## [GOAL]
Extract the full set of records, then give each one again exactly.
───── SUPPLIED DATA ─────
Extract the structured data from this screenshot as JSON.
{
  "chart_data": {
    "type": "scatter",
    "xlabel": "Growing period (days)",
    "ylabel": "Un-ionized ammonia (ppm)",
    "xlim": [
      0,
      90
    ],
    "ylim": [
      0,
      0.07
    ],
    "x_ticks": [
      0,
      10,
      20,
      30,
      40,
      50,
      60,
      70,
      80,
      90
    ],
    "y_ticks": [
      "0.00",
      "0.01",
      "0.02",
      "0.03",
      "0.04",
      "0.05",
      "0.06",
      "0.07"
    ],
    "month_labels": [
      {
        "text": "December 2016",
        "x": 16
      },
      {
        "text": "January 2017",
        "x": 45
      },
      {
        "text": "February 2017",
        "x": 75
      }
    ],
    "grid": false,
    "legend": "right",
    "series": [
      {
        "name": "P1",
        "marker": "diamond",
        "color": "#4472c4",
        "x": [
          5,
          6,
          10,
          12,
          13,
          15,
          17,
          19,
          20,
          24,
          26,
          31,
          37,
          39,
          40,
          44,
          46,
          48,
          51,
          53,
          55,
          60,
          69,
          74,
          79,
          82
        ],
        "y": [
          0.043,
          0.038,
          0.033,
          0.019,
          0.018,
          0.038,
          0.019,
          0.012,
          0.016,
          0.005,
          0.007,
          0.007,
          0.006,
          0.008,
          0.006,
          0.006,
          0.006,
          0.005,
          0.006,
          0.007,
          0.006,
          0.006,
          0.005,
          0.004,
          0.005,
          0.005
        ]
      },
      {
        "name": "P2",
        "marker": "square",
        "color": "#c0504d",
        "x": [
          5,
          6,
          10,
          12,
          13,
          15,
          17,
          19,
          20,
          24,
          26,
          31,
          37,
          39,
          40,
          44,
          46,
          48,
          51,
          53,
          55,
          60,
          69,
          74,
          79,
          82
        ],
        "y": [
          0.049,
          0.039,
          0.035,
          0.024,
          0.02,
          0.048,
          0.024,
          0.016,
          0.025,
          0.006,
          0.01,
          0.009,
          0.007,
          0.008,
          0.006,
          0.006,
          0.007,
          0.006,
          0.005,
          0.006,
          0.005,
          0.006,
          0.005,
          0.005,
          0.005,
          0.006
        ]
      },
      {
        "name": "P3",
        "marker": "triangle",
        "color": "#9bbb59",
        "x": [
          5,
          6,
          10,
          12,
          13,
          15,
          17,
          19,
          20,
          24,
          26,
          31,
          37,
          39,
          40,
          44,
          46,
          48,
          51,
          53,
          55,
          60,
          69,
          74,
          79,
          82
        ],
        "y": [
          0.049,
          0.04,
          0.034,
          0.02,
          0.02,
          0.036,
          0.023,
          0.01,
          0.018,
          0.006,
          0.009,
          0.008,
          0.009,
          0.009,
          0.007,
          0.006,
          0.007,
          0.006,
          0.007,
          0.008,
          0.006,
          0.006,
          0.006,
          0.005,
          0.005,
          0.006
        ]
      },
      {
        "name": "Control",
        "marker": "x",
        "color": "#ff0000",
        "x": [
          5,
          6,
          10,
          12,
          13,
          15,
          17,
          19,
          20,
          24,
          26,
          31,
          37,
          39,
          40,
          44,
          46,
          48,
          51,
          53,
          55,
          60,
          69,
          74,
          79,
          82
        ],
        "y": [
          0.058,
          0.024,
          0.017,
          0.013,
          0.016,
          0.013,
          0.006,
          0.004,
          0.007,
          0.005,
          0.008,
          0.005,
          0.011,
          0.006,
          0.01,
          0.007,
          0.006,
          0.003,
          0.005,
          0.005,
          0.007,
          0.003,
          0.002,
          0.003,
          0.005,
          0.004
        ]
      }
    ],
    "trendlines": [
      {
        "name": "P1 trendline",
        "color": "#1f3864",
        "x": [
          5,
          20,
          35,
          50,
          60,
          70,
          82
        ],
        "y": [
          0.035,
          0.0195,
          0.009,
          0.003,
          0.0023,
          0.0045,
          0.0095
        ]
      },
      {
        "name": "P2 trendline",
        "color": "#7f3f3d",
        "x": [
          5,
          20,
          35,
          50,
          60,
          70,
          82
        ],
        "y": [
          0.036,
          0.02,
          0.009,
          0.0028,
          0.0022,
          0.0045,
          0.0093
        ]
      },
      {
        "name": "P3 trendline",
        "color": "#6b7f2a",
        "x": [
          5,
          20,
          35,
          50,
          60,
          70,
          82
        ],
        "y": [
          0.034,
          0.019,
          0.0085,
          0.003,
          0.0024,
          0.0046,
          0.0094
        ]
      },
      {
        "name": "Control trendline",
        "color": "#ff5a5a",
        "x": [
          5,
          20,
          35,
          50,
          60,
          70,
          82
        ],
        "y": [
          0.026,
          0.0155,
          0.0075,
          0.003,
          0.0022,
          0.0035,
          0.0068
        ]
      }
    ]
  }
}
─────
## [RESULT FOR THIS TASK]
Extract the structured data from this screenshot as JSON.
{
  "chart_data": {
    "type": "scatter",
    "xlabel": "Growing period (days)",
    "ylabel": "Un-ionized ammonia (ppm)",
    "xlim": [
      0,
      90
    ],
    "ylim": [
      0,
      0.07
    ],
    "x_ticks": [
      0,
      10,
      20,
      30,
      40,
      50,
      60,
      70,
      80,
      90
    ],
    "y_ticks": [
      "0.00",
      "0.01",
      "0.02",
      "0.03",
      "0.04",
      "0.05",
      "0.06",
      "0.07"
    ],
    "month_labels": [
      {
        "text": "December 2016",
        "x": 16
      },
      {
        "text": "January 2017",
        "x": 45
      },
      {
        "text": "February 2017",
        "x": 75
      }
    ],
    "grid": false,
    "legend": "right",
    "series": [
      {
        "name": "P1",
        "marker": "diamond",
        "color": "#4472c4",
        "x": [
          5,
          6,
          10,
          12,
          13,
          15,
          17,
          19,
          20,
          24,
          26,
          31,
          37,
          39,
          40,
          44,
          46,
          48,
          51,
          53,
          55,
          60,
          69,
          74,
          79,
          82
        ],
        "y": [
          0.043,
          0.038,
          0.033,
          0.019,
          0.018,
          0.038,
          0.019,
          0.012,
          0.016,
          0.005,
          0.007,
          0.007,
          0.006,
          0.008,
          0.006,
          0.006,
          0.006,
          0.005,
          0.006,
          0.007,
          0.006,
          0.006,
          0.005,
          0.004,
          0.005,
          0.005
        ]
      },
      {
        "name": "P2",
        "marker": "square",
        "color": "#c0504d",
        "x": [
          5,
          6,
          10,
          12,
          13,
          15,
          17,
          19,
          20,
          24,
          26,
          31,
          37,
          39,
          40,
          44,
          46,
          48,
          51,
          53,
          55,
          60,
          69,
          74,
          79,
          82
        ],
        "y": [
          0.049,
          0.039,
          0.035,
          0.024,
          0.02,
          0.048,
          0.024,
          0.016,
          0.025,
          0.006,
          0.01,
          0.009,
          0.007,
          0.008,
          0.006,
          0.006,
          0.007,
          0.006,
          0.005,
          0.006,
          0.005,
          0.006,
          0.005,
          0.005,
          0.005,
          0.006
        ]
      },
      {
        "name": "P3",
        "marker": "triangle",
        "color": "#9bbb59",
        "x": [
          5,
          6,
          10,
          12,
          13,
          15,
          17,
          19,
          20,
          24,
          26,
          31,
          37,
          39,
          40,
          44,
          46,
          48,
          51,
          53,
          55,
          60,
          69,
          74,
          79,
          82
        ],
        "y": [
          0.049,
          0.04,
          0.034,
          0.02,
          0.02,
          0.036,
          0.023,
          0.01,
          0.018,
          0.006,
          0.009,
          0.008,
          0.009,
          0.009,
          0.007,
          0.006,
          0.007,
          0.006,
          0.007,
          0.008,
          0.006,
          0.006,
          0.006,
          0.005,
          0.005,
          0.006
        ]
      },
      {
        "name": "Control",
        "marker": "x",
        "color": "#ff0000",
        "x": [
          5,
          6,
          10,
          12,
          13,
          15,
          17,
          19,
          20,
          24,
          26,
          31,
          37,
          39,
          40,
          44,
          46,
          48,
          51,
          53,
          55,
          60,
          69,
          74,
          79,
          82
        ],
        "y": [
          0.058,
          0.024,
          0.017,
          0.013,
          0.016,
          0.013,
          0.006,
          0.004,
          0.007,
          0.005,
          0.008,
          0.005,
          0.011,
          0.006,
          0.01,
          0.007,
          0.006,
          0.003,
          0.005,
          0.005,
          0.007,
          0.003,
          0.002,
          0.003,
          0.005,
          0.004
        ]
      }
    ],
    "trendlines": [
      {
        "name": "P1 trendline",
        "color": "#1f3864",
        "x": [
          5,
          20,
          35,
          50,
          60,
          70,
          82
        ],
        "y": [
          0.035,
          0.0195,
          0.009,
          0.003,
          0.0023,
          0.0045,
          0.0095
        ]
      },
      {
        "name": "P2 trendline",
        "color": "#7f3f3d",
        "x": [
          5,
          20,
          35,
          50,
          60,
          70,
          82
        ],
        "y": [
          0.036,
          0.02,
          0.009,
          0.0028,
          0.0022,
          0.0045,
          0.0093
        ]
      },
      {
        "name": "P3 trendline",
        "color": "#6b7f2a",
        "x": [
          5,
          20,
          35,
          50,
          60,
          70,
          82
        ],
        "y": [
          0.034,
          0.019,
          0.0085,
          0.003,
          0.0024,
          0.0046,
          0.0094
        ]
      },
      {
        "name": "Control trendline",
        "color": "#ff5a5a",
        "x": [
          5,
          20,
          35,
          50,
          60,
          70,
          82
        ],
        "y": [
          0.026,
          0.0155,
          0.0075,
          0.003,
          0.0022,
          0.0035,
          0.0068
        ]
      }
    ]
  }
}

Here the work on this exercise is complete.